[Available records start]

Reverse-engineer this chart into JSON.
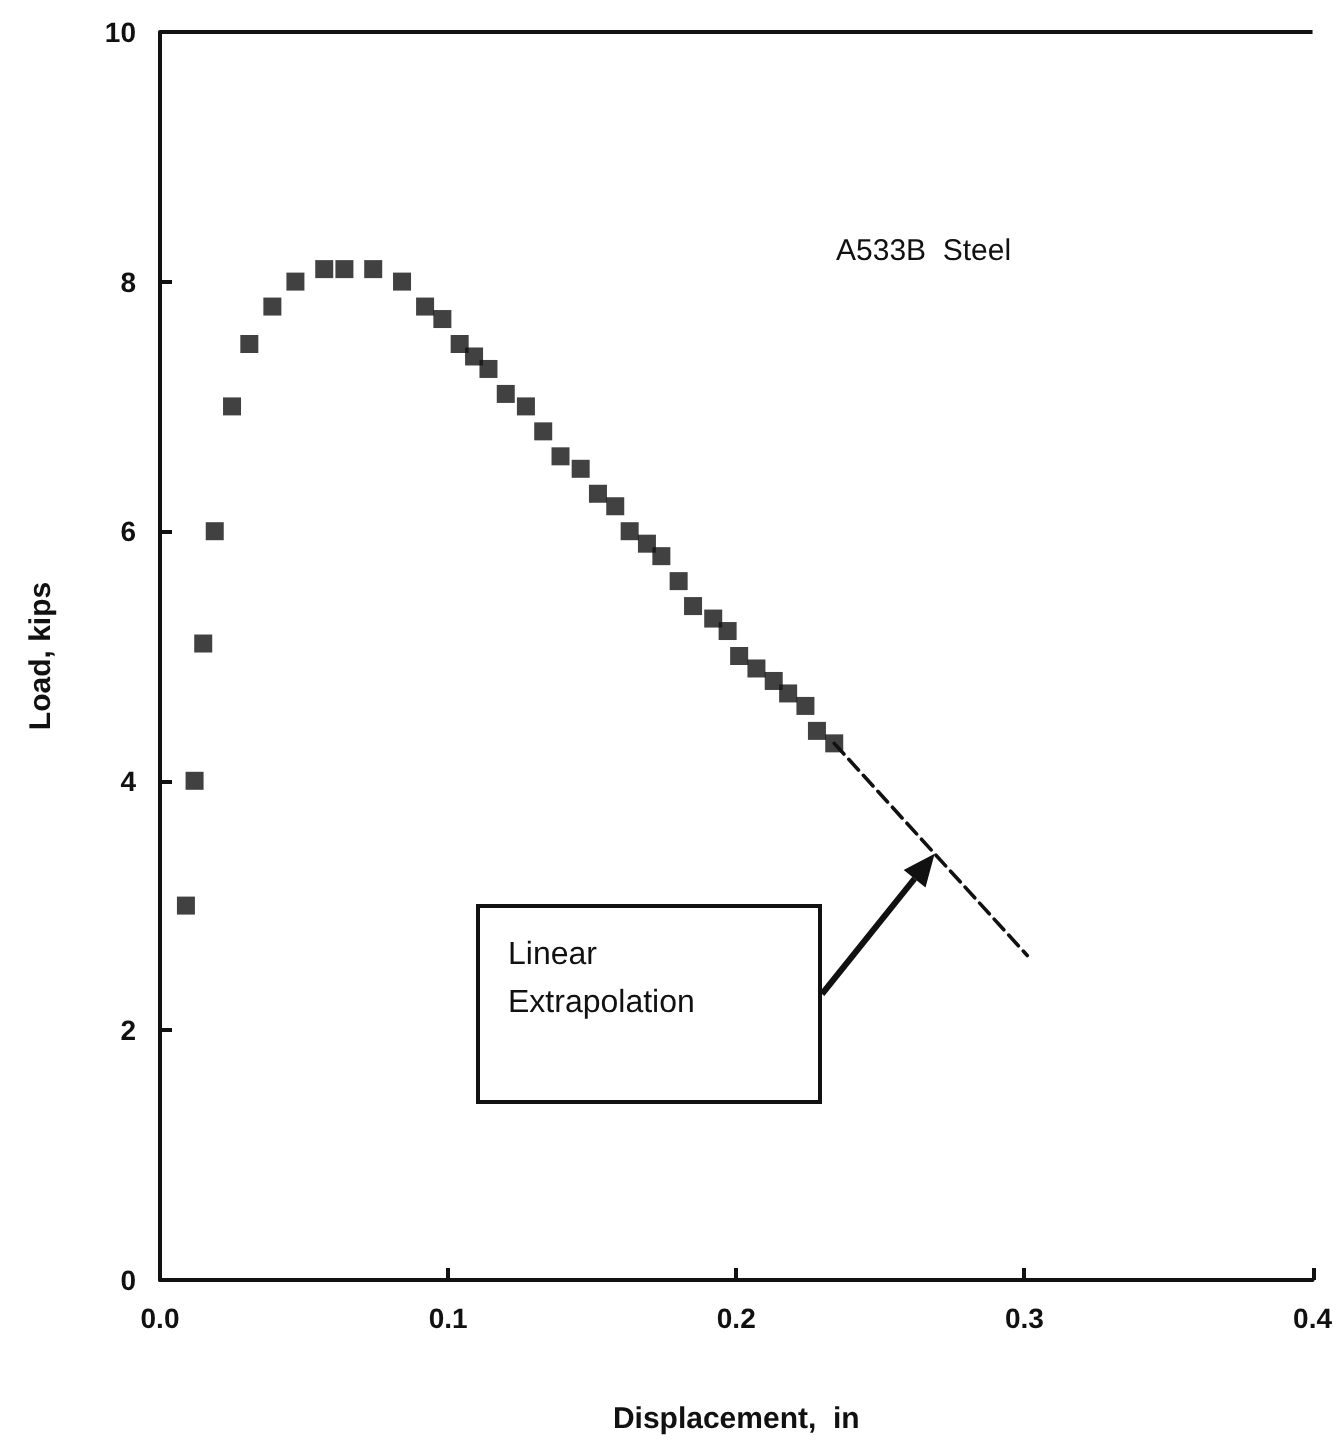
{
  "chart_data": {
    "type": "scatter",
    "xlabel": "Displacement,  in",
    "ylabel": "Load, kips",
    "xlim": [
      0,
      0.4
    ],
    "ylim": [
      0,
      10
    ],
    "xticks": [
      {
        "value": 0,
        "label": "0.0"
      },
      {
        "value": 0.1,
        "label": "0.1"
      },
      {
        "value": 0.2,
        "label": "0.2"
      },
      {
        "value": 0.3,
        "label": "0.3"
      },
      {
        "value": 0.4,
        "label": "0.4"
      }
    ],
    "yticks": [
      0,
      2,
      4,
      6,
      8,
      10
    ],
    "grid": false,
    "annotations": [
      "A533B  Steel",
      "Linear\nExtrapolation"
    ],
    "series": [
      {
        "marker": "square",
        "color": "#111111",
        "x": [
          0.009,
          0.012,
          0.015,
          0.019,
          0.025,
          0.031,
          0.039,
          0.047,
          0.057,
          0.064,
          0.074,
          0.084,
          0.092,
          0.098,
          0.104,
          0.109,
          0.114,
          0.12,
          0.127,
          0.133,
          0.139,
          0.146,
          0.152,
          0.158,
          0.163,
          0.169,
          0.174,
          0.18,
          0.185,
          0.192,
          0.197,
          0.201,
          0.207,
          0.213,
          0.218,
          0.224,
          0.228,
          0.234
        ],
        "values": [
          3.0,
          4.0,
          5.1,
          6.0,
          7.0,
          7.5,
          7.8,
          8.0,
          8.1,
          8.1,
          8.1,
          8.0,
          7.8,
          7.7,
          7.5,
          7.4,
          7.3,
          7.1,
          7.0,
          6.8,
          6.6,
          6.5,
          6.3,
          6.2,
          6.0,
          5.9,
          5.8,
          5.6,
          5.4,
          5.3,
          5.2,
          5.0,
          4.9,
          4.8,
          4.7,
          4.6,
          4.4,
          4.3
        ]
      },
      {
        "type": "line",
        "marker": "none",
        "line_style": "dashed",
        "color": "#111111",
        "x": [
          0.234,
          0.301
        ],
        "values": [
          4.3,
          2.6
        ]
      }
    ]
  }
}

[Available records end]
[Available records start]

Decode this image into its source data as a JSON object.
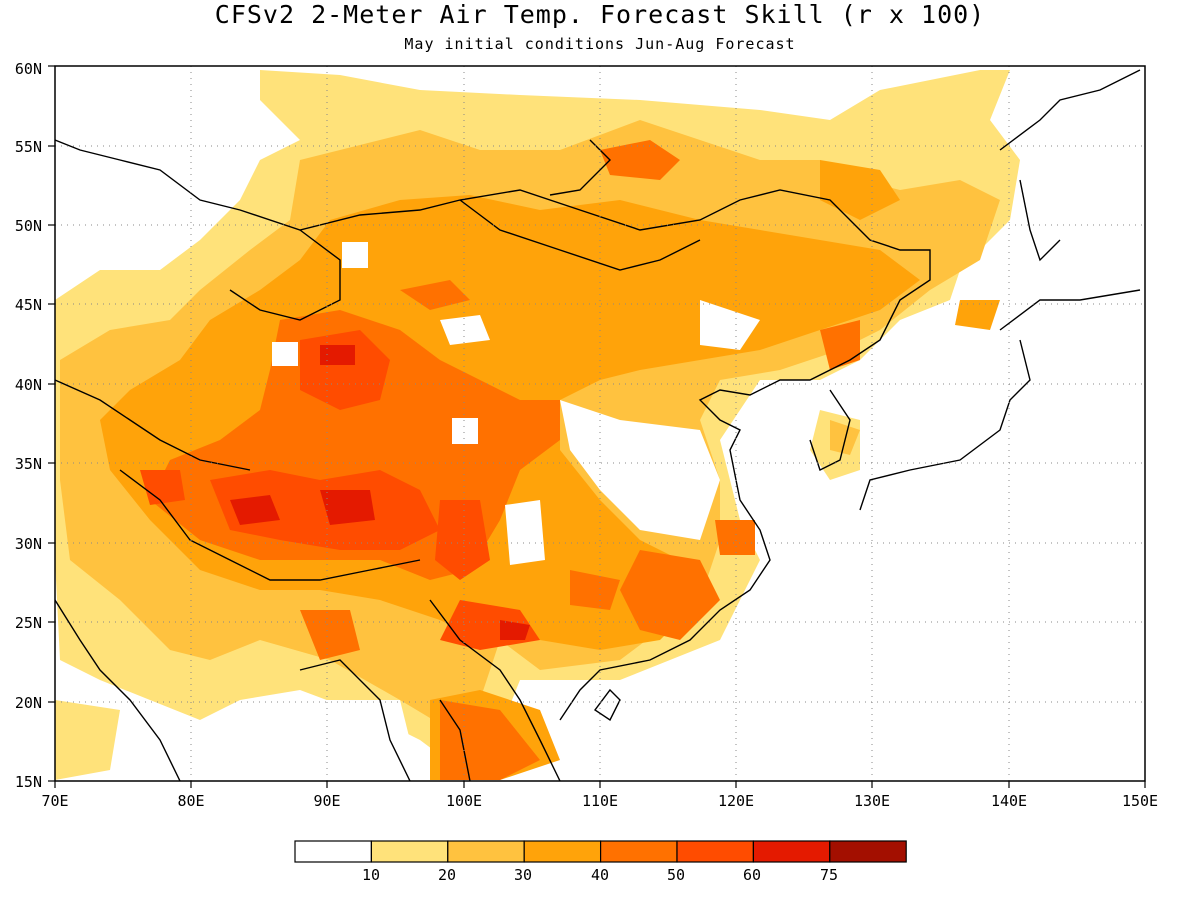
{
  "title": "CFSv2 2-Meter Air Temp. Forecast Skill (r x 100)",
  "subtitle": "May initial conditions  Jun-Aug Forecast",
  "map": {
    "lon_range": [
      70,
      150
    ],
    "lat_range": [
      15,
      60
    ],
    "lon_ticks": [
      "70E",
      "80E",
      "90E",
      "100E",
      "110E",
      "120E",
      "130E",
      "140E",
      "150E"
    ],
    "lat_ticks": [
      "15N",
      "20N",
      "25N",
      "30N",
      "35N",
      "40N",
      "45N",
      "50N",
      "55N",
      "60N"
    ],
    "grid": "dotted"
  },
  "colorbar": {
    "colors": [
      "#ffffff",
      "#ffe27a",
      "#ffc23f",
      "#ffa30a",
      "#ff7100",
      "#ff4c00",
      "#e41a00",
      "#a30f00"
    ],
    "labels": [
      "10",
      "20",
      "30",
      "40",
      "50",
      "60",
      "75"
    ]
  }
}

[Available records end]

Only lines with the string "Forecast" belong in your answer; copy each one.

Full answer:
  "title": "CFSv2 2-Meter Air Temp. Forecast Skill (r x 100)",
  "subtitle": "May initial conditions  Jun-Aug Forecast",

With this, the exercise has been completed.